● Set exercise
Select all lines in the records that include "bank".

[Saved entries]

↓

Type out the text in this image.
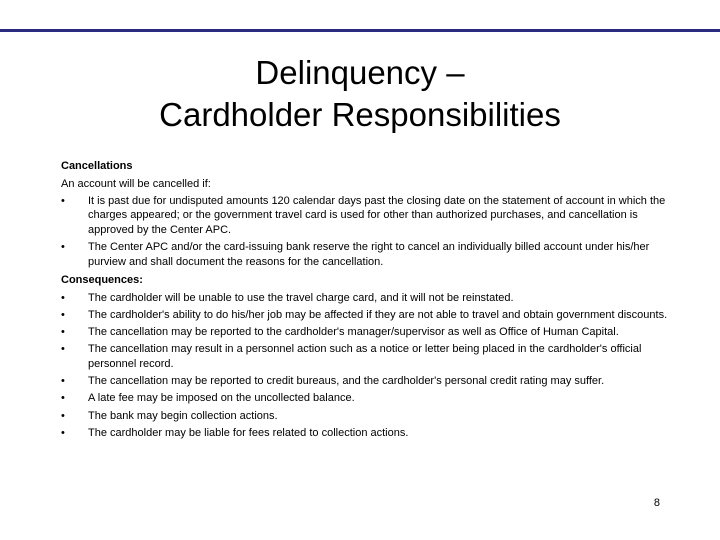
Delinquency –
Cardholder Responsibilities
Cancellations
An account will be cancelled if:
• It is past due for undisputed amounts 120 calendar days past the closing date on the statement of account in which the charges appeared; or the government travel card is used for other than authorized purchases, and cancellation is approved by the Center APC.
• The Center APC and/or the card-issuing bank reserve the right to cancel an individually billed account under his/her purview and shall document the reasons for the cancellation.
Consequences:
• The cardholder will be unable to use the travel charge card, and it will not be reinstated.
• The cardholder's ability to do his/her job may be affected if they are not able to travel and obtain government discounts.
• The cancellation may be reported to the cardholder's manager/supervisor as well as Office of Human Capital.
• The cancellation may result in a personnel action such as a notice or letter being placed in the cardholder's official personnel record.
• The cancellation may be reported to credit bureaus, and the cardholder's personal credit rating may suffer.
• A late fee may be imposed on the uncollected balance.
• The bank may begin collection actions.
• The cardholder may be liable for fees related to collection actions.
8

↑

● Written solution
• The Center APC and/or the card-issuing bank reserve the right to cancel an individually billed account under his/her purview and shall document the reasons for the cancellation.
• The bank may begin collection actions.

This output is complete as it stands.